* [Exercise objective]:
Are you able to retype all the records below exactly?

═════ Material supplied

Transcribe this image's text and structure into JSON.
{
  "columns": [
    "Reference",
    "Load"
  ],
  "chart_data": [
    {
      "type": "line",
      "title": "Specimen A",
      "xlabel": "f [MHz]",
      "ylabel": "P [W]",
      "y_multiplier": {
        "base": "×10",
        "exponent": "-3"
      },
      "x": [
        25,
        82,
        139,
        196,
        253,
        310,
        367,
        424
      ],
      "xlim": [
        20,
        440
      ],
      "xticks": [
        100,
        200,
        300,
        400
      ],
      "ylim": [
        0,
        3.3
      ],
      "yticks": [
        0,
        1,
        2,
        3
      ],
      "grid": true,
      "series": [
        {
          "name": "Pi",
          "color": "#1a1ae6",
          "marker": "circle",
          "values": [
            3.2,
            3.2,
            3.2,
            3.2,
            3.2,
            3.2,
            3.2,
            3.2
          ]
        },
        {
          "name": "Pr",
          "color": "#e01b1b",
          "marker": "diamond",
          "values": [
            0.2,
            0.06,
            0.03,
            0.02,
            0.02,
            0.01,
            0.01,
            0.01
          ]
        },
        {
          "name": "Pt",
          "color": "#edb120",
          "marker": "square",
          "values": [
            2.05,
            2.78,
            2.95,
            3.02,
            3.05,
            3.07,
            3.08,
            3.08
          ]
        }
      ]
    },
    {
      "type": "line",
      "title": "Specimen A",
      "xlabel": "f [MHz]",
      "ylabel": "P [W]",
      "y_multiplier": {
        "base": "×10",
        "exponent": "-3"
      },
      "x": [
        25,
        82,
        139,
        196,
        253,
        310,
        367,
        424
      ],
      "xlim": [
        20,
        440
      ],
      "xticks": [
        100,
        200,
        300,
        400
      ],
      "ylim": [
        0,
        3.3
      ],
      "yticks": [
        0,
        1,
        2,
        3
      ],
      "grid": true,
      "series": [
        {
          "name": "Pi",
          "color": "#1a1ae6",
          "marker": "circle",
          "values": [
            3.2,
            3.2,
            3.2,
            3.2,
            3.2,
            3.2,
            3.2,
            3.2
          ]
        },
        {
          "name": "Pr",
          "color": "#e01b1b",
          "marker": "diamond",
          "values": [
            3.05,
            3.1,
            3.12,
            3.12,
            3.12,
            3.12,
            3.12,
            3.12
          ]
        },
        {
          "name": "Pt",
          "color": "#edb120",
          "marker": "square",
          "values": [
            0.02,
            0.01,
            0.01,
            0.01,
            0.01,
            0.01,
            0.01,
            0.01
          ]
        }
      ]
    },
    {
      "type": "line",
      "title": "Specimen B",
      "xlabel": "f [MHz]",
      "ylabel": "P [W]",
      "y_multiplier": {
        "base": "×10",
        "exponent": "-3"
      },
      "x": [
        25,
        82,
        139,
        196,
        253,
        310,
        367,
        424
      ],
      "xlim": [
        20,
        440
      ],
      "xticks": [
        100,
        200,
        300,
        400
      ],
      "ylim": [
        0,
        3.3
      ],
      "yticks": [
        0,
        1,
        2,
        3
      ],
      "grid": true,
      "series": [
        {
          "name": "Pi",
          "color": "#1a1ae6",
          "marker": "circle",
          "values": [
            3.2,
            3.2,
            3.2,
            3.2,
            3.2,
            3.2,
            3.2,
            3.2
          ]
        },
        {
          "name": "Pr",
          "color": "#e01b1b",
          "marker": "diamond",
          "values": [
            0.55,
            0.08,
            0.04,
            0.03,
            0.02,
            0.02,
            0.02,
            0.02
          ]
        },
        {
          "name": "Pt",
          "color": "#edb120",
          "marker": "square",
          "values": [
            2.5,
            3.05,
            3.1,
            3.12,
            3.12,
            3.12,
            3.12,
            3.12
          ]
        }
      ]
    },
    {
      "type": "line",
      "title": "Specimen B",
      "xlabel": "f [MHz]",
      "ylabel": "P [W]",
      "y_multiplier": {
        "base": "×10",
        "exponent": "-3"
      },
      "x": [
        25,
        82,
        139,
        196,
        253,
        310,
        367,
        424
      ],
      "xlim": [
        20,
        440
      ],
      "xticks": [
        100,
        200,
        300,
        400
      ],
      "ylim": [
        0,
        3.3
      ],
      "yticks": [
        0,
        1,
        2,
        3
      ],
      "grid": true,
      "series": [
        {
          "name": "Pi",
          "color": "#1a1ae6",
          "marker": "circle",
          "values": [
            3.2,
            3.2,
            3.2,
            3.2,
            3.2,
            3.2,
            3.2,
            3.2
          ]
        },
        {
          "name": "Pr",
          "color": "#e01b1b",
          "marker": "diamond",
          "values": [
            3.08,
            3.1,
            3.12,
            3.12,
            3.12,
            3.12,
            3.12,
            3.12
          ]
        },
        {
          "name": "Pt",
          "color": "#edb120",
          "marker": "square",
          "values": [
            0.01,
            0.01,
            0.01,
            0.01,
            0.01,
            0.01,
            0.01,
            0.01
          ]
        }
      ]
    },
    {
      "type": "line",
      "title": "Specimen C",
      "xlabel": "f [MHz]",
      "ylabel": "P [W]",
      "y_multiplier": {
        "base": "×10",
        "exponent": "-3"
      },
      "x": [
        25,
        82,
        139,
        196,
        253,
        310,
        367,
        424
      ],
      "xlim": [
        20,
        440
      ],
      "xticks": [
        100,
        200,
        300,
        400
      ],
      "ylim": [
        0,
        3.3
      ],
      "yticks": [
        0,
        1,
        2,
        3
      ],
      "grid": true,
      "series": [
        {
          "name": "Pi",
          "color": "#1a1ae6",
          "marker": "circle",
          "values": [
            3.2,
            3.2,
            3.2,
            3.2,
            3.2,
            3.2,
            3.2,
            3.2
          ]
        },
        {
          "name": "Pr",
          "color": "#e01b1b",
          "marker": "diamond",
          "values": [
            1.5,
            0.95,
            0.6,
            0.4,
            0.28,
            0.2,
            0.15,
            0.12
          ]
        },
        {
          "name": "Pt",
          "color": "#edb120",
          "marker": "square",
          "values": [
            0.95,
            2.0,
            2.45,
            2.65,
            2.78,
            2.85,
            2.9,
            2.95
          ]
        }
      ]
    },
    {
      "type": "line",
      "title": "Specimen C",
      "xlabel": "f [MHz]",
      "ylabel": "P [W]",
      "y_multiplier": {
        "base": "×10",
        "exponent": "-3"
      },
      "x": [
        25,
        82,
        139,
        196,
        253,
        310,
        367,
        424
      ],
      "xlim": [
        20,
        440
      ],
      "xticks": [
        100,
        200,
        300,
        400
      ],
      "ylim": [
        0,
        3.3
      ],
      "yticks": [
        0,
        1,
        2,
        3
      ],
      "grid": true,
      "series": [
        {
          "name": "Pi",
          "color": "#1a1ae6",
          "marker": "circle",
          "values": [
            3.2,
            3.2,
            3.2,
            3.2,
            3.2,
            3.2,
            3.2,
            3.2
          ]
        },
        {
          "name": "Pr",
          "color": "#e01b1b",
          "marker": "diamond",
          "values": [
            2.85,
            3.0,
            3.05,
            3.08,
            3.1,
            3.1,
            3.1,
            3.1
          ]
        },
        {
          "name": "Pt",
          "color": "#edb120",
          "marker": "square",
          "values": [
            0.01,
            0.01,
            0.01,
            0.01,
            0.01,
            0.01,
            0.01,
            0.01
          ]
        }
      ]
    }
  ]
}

══════════

* [Output]:
Transcribe this image's text and structure into JSON.
{
  "columns": [
    "Reference",
    "Load"
  ],
  "chart_data": [
    {
      "type": "line",
      "title": "Specimen A",
      "xlabel": "f [MHz]",
      "ylabel": "P [W]",
      "y_multiplier": {
        "base": "×10",
        "exponent": "-3"
      },
      "x": [
        25,
        82,
        139,
        196,
        253,
        310,
        367,
        424
      ],
      "xlim": [
        20,
        440
      ],
      "xticks": [
        100,
        200,
        300,
        400
      ],
      "ylim": [
        0,
        3.3
      ],
      "yticks": [
        0,
        1,
        2,
        3
      ],
      "grid": true,
      "series": [
        {
          "name": "Pi",
          "color": "#1a1ae6",
          "marker": "circle",
          "values": [
            3.2,
            3.2,
            3.2,
            3.2,
            3.2,
            3.2,
            3.2,
            3.2
          ]
        },
        {
          "name": "Pr",
          "color": "#e01b1b",
          "marker": "diamond",
          "values": [
            0.2,
            0.06,
            0.03,
            0.02,
            0.02,
            0.01,
            0.01,
            0.01
          ]
        },
        {
          "name": "Pt",
          "color": "#edb120",
          "marker": "square",
          "values": [
            2.05,
            2.78,
            2.95,
            3.02,
            3.05,
            3.07,
            3.08,
            3.08
          ]
        }
      ]
    },
    {
      "type": "line",
      "title": "Specimen A",
      "xlabel": "f [MHz]",
      "ylabel": "P [W]",
      "y_multiplier": {
        "base": "×10",
        "exponent": "-3"
      },
      "x": [
        25,
        82,
        139,
        196,
        253,
        310,
        367,
        424
      ],
      "xlim": [
        20,
        440
      ],
      "xticks": [
        100,
        200,
        300,
        400
      ],
      "ylim": [
        0,
        3.3
      ],
      "yticks": [
        0,
        1,
        2,
        3
      ],
      "grid": true,
      "series": [
        {
          "name": "Pi",
          "color": "#1a1ae6",
          "marker": "circle",
          "values": [
            3.2,
            3.2,
            3.2,
            3.2,
            3.2,
            3.2,
            3.2,
            3.2
          ]
        },
        {
          "name": "Pr",
          "color": "#e01b1b",
          "marker": "diamond",
          "values": [
            3.05,
            3.1,
            3.12,
            3.12,
            3.12,
            3.12,
            3.12,
            3.12
          ]
        },
        {
          "name": "Pt",
          "color": "#edb120",
          "marker": "square",
          "values": [
            0.02,
            0.01,
            0.01,
            0.01,
            0.01,
            0.01,
            0.01,
            0.01
          ]
        }
      ]
    },
    {
      "type": "line",
      "title": "Specimen B",
      "xlabel": "f [MHz]",
      "ylabel": "P [W]",
      "y_multiplier": {
        "base": "×10",
        "exponent": "-3"
      },
      "x": [
        25,
        82,
        139,
        196,
        253,
        310,
        367,
        424
      ],
      "xlim": [
        20,
        440
      ],
      "xticks": [
        100,
        200,
        300,
        400
      ],
      "ylim": [
        0,
        3.3
      ],
      "yticks": [
        0,
        1,
        2,
        3
      ],
      "grid": true,
      "series": [
        {
          "name": "Pi",
          "color": "#1a1ae6",
          "marker": "circle",
          "values": [
            3.2,
            3.2,
            3.2,
            3.2,
            3.2,
            3.2,
            3.2,
            3.2
          ]
        },
        {
          "name": "Pr",
          "color": "#e01b1b",
          "marker": "diamond",
          "values": [
            0.55,
            0.08,
            0.04,
            0.03,
            0.02,
            0.02,
            0.02,
            0.02
          ]
        },
        {
          "name": "Pt",
          "color": "#edb120",
          "marker": "square",
          "values": [
            2.5,
            3.05,
            3.1,
            3.12,
            3.12,
            3.12,
            3.12,
            3.12
          ]
        }
      ]
    },
    {
      "type": "line",
      "title": "Specimen B",
      "xlabel": "f [MHz]",
      "ylabel": "P [W]",
      "y_multiplier": {
        "base": "×10",
        "exponent": "-3"
      },
      "x": [
        25,
        82,
        139,
        196,
        253,
        310,
        367,
        424
      ],
      "xlim": [
        20,
        440
      ],
      "xticks": [
        100,
        200,
        300,
        400
      ],
      "ylim": [
        0,
        3.3
      ],
      "yticks": [
        0,
        1,
        2,
        3
      ],
      "grid": true,
      "series": [
        {
          "name": "Pi",
          "color": "#1a1ae6",
          "marker": "circle",
          "values": [
            3.2,
            3.2,
            3.2,
            3.2,
            3.2,
            3.2,
            3.2,
            3.2
          ]
        },
        {
          "name": "Pr",
          "color": "#e01b1b",
          "marker": "diamond",
          "values": [
            3.08,
            3.1,
            3.12,
            3.12,
            3.12,
            3.12,
            3.12,
            3.12
          ]
        },
        {
          "name": "Pt",
          "color": "#edb120",
          "marker": "square",
          "values": [
            0.01,
            0.01,
            0.01,
            0.01,
            0.01,
            0.01,
            0.01,
            0.01
          ]
        }
      ]
    },
    {
      "type": "line",
      "title": "Specimen C",
      "xlabel": "f [MHz]",
      "ylabel": "P [W]",
      "y_multiplier": {
        "base": "×10",
        "exponent": "-3"
      },
      "x": [
        25,
        82,
        139,
        196,
        253,
        310,
        367,
        424
      ],
      "xlim": [
        20,
        440
      ],
      "xticks": [
        100,
        200,
        300,
        400
      ],
      "ylim": [
        0,
        3.3
      ],
      "yticks": [
        0,
        1,
        2,
        3
      ],
      "grid": true,
      "series": [
        {
          "name": "Pi",
          "color": "#1a1ae6",
          "marker": "circle",
          "values": [
            3.2,
            3.2,
            3.2,
            3.2,
            3.2,
            3.2,
            3.2,
            3.2
          ]
        },
        {
          "name": "Pr",
          "color": "#e01b1b",
          "marker": "diamond",
          "values": [
            1.5,
            0.95,
            0.6,
            0.4,
            0.28,
            0.2,
            0.15,
            0.12
          ]
        },
        {
          "name": "Pt",
          "color": "#edb120",
          "marker": "square",
          "values": [
            0.95,
            2.0,
            2.45,
            2.65,
            2.78,
            2.85,
            2.9,
            2.95
          ]
        }
      ]
    },
    {
      "type": "line",
      "title": "Specimen C",
      "xlabel": "f [MHz]",
      "ylabel": "P [W]",
      "y_multiplier": {
        "base": "×10",
        "exponent": "-3"
      },
      "x": [
        25,
        82,
        139,
        196,
        253,
        310,
        367,
        424
      ],
      "xlim": [
        20,
        440
      ],
      "xticks": [
        100,
        200,
        300,
        400
      ],
      "ylim": [
        0,
        3.3
      ],
      "yticks": [
        0,
        1,
        2,
        3
      ],
      "grid": true,
      "series": [
        {
          "name": "Pi",
          "color": "#1a1ae6",
          "marker": "circle",
          "values": [
            3.2,
            3.2,
            3.2,
            3.2,
            3.2,
            3.2,
            3.2,
            3.2
          ]
        },
        {
          "name": "Pr",
          "color": "#e01b1b",
          "marker": "diamond",
          "values": [
            2.85,
            3.0,
            3.05,
            3.08,
            3.1,
            3.1,
            3.1,
            3.1
          ]
        },
        {
          "name": "Pt",
          "color": "#edb120",
          "marker": "square",
          "values": [
            0.01,
            0.01,
            0.01,
            0.01,
            0.01,
            0.01,
            0.01,
            0.01
          ]
        }
      ]
    }
  ]
}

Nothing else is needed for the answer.